DIRECTIONS FOR THIS TASK
Write the entries below out again exactly; any picture in them stays out.

Recorded data

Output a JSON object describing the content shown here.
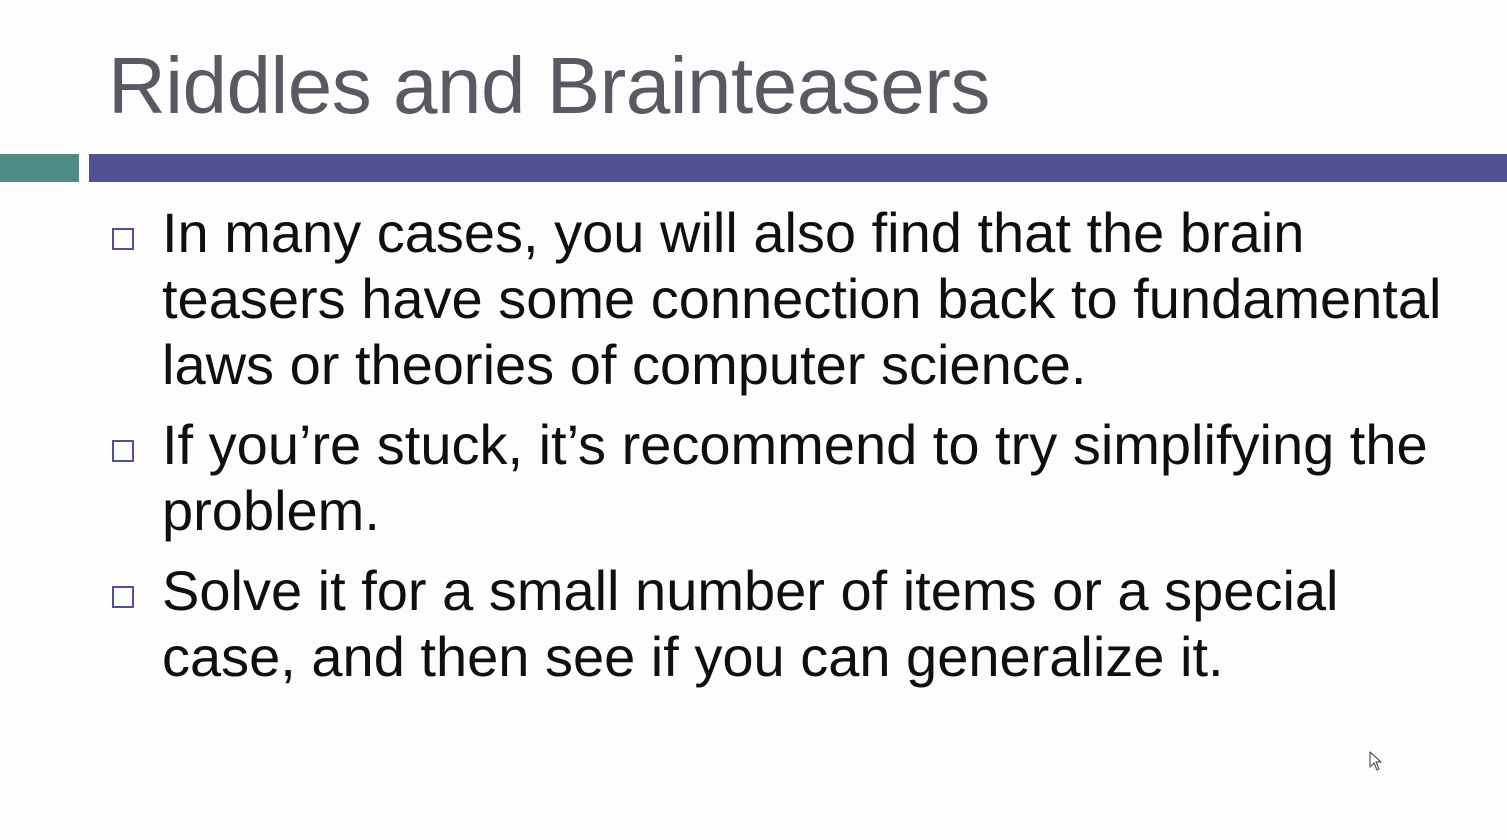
{
  "slide": {
    "title": "Riddles and Brainteasers",
    "bullets": [
      "In many cases, you will also find that the brain teasers have some connection back to fundamental laws or theories of computer science.",
      "If you’re stuck, it’s recommend to try simplifying the problem.",
      "Solve it for a small number of items or a special case, and then see if you can generalize it."
    ],
    "bullet_icon": "hollow-square-bullet",
    "colors": {
      "title": "#595963",
      "text": "#0f0f0f",
      "accent_teal": "#4e8c86",
      "accent_purple": "#4f5191"
    }
  },
  "cursor": {
    "icon": "mouse-pointer-icon"
  }
}
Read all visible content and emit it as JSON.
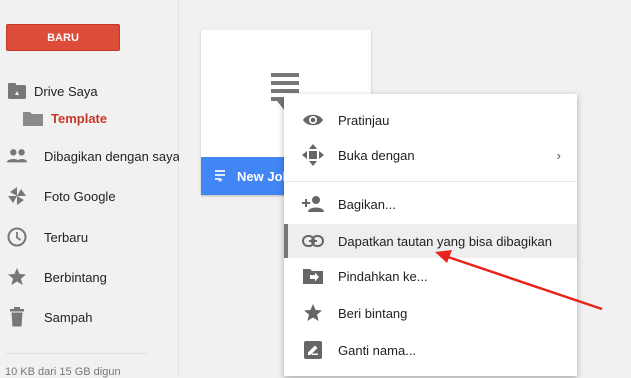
{
  "sidebar": {
    "new_button": "BARU",
    "items": [
      {
        "label": "Drive Saya",
        "icon": "drive-icon"
      },
      {
        "label": "Template",
        "icon": "folder-icon"
      },
      {
        "label": "Dibagikan dengan saya",
        "icon": "people-icon"
      },
      {
        "label": "Foto Google",
        "icon": "photos-icon"
      },
      {
        "label": "Terbaru",
        "icon": "clock-icon"
      },
      {
        "label": "Berbintang",
        "icon": "star-icon"
      },
      {
        "label": "Sampah",
        "icon": "trash-icon"
      }
    ],
    "storage": "10 KB dari 15 GB digun"
  },
  "file_card": {
    "title": "New Jol",
    "icon": "doc-icon"
  },
  "context_menu": {
    "items": [
      {
        "label": "Pratinjau",
        "icon": "eye-icon"
      },
      {
        "label": "Buka dengan",
        "icon": "move-icon",
        "chevron": "›"
      },
      {
        "label": "Bagikan...",
        "icon": "add-person-icon"
      },
      {
        "label": "Dapatkan tautan yang bisa dibagikan",
        "icon": "link-icon"
      },
      {
        "label": "Pindahkan ke...",
        "icon": "move-to-folder-icon"
      },
      {
        "label": "Beri bintang",
        "icon": "star-icon"
      },
      {
        "label": "Ganti nama...",
        "icon": "rename-icon"
      }
    ]
  },
  "colors": {
    "new_button": "#dd4b39",
    "card_bar": "#4285f4",
    "arrow": "#e8231b",
    "active_label": "#c53929"
  }
}
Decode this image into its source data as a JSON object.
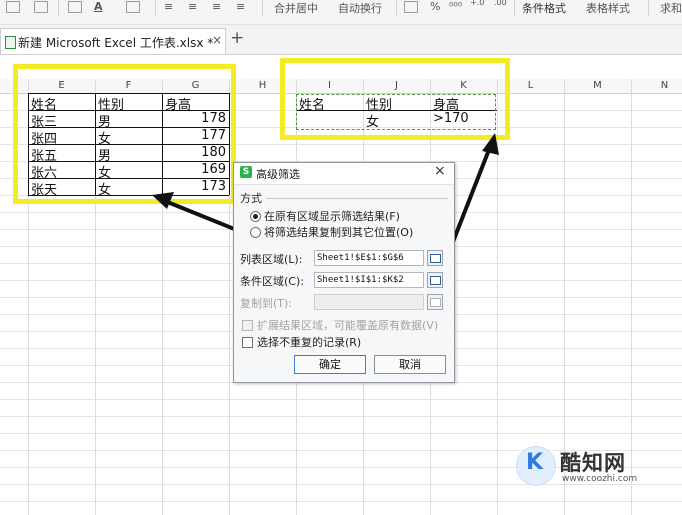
{
  "ribbon": {
    "merge_center": "合并居中",
    "auto_wrap": "自动换行",
    "percent": "%",
    "conditional_format": "条件格式",
    "table_style": "表格样式",
    "sum_partial": "求和"
  },
  "tabs": [
    {
      "label": "新建 Microsoft Excel 工作表.xlsx *",
      "close": "×"
    }
  ],
  "new_tab": "+",
  "columns": [
    "E",
    "F",
    "G",
    "H",
    "I",
    "J",
    "K",
    "L",
    "M",
    "N"
  ],
  "list_table": {
    "headers": [
      "姓名",
      "性别",
      "身高"
    ],
    "rows": [
      [
        "张三",
        "男",
        "178"
      ],
      [
        "张四",
        "女",
        "177"
      ],
      [
        "张五",
        "男",
        "180"
      ],
      [
        "张六",
        "女",
        "169"
      ],
      [
        "张天",
        "女",
        "173"
      ]
    ]
  },
  "criteria_table": {
    "headers": [
      "姓名",
      "性别",
      "身高"
    ],
    "row": [
      "",
      "女",
      ">170"
    ]
  },
  "dialog": {
    "title": "高级筛选",
    "close": "×",
    "method_label": "方式",
    "option_in_place": "在原有区域显示筛选结果(F)",
    "option_copy": "将筛选结果复制到其它位置(O)",
    "list_range_label": "列表区域(L):",
    "list_range_value": "Sheet1!$E$1:$G$6",
    "criteria_range_label": "条件区域(C):",
    "criteria_range_value": "Sheet1!$I$1:$K$2",
    "copy_to_label": "复制到(T):",
    "copy_to_value": "",
    "expand_label": "扩展结果区域，可能覆盖原有数据(V)",
    "unique_label": "选择不重复的记录(R)",
    "ok": "确定",
    "cancel": "取消",
    "selected_option": "在原有区域显示筛选结果(F)"
  },
  "watermark": {
    "name": "酷知网",
    "url": "www.coozhi.com"
  },
  "colors": {
    "highlight": "#f2ec23",
    "accent": "#3c7fd6",
    "criteria_border": "#4a9d3a"
  }
}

RESPONSE
Output a JSON object describing the content shown here.
{
  "slide": {
    "title": "Riddles and Brainteasers",
    "bullets": [
      "In many cases, you will also find that the brain teasers have some connection back to fundamental laws or theories of computer science.",
      "If you’re stuck, it’s recommend to try simplifying the problem.",
      "Solve it for a small number of items or a special case, and then see if you can generalize it."
    ],
    "bullet_icon": "hollow-square-bullet",
    "colors": {
      "title": "#595963",
      "text": "#0f0f0f",
      "accent_teal": "#4e8c86",
      "accent_purple": "#4f5191"
    }
  },
  "cursor": {
    "icon": "mouse-pointer-icon"
  }
}
Read all visible content and emit it as JSON.
{
  "sidebar": {
    "new_button": "BARU",
    "items": [
      {
        "label": "Drive Saya",
        "icon": "drive-icon"
      },
      {
        "label": "Template",
        "icon": "folder-icon"
      },
      {
        "label": "Dibagikan dengan saya",
        "icon": "people-icon"
      },
      {
        "label": "Foto Google",
        "icon": "photos-icon"
      },
      {
        "label": "Terbaru",
        "icon": "clock-icon"
      },
      {
        "label": "Berbintang",
        "icon": "star-icon"
      },
      {
        "label": "Sampah",
        "icon": "trash-icon"
      }
    ],
    "storage": "10 KB dari 15 GB digun"
  },
  "file_card": {
    "title": "New Jol",
    "icon": "doc-icon"
  },
  "context_menu": {
    "items": [
      {
        "label": "Pratinjau",
        "icon": "eye-icon"
      },
      {
        "label": "Buka dengan",
        "icon": "move-icon",
        "chevron": "›"
      },
      {
        "label": "Bagikan...",
        "icon": "add-person-icon"
      },
      {
        "label": "Dapatkan tautan yang bisa dibagikan",
        "icon": "link-icon"
      },
      {
        "label": "Pindahkan ke...",
        "icon": "move-to-folder-icon"
      },
      {
        "label": "Beri bintang",
        "icon": "star-icon"
      },
      {
        "label": "Ganti nama...",
        "icon": "rename-icon"
      }
    ]
  },
  "colors": {
    "new_button": "#dd4b39",
    "card_bar": "#4285f4",
    "arrow": "#e8231b",
    "active_label": "#c53929"
  }
}
Decode this image into its source data as a JSON object.
{
  "ribbon": {
    "merge_center": "合并居中",
    "auto_wrap": "自动换行",
    "percent": "%",
    "conditional_format": "条件格式",
    "table_style": "表格样式",
    "sum_partial": "求和"
  },
  "tabs": [
    {
      "label": "新建 Microsoft Excel 工作表.xlsx *",
      "close": "×"
    }
  ],
  "new_tab": "+",
  "columns": [
    "E",
    "F",
    "G",
    "H",
    "I",
    "J",
    "K",
    "L",
    "M",
    "N"
  ],
  "list_table": {
    "headers": [
      "姓名",
      "性别",
      "身高"
    ],
    "rows": [
      [
        "张三",
        "男",
        "178"
      ],
      [
        "张四",
        "女",
        "177"
      ],
      [
        "张五",
        "男",
        "180"
      ],
      [
        "张六",
        "女",
        "169"
      ],
      [
        "张天",
        "女",
        "173"
      ]
    ]
  },
  "criteria_table": {
    "headers": [
      "姓名",
      "性别",
      "身高"
    ],
    "row": [
      "",
      "女",
      ">170"
    ]
  },
  "dialog": {
    "title": "高级筛选",
    "close": "×",
    "method_label": "方式",
    "option_in_place": "在原有区域显示筛选结果(F)",
    "option_copy": "将筛选结果复制到其它位置(O)",
    "list_range_label": "列表区域(L):",
    "list_range_value": "Sheet1!$E$1:$G$6",
    "criteria_range_label": "条件区域(C):",
    "criteria_range_value": "Sheet1!$I$1:$K$2",
    "copy_to_label": "复制到(T):",
    "copy_to_value": "",
    "expand_label": "扩展结果区域，可能覆盖原有数据(V)",
    "unique_label": "选择不重复的记录(R)",
    "ok": "确定",
    "cancel": "取消",
    "selected_option": "在原有区域显示筛选结果(F)"
  },
  "watermark": {
    "name": "酷知网",
    "url": "www.coozhi.com"
  },
  "colors": {
    "highlight": "#f2ec23",
    "accent": "#3c7fd6",
    "criteria_border": "#4a9d3a"
  }
}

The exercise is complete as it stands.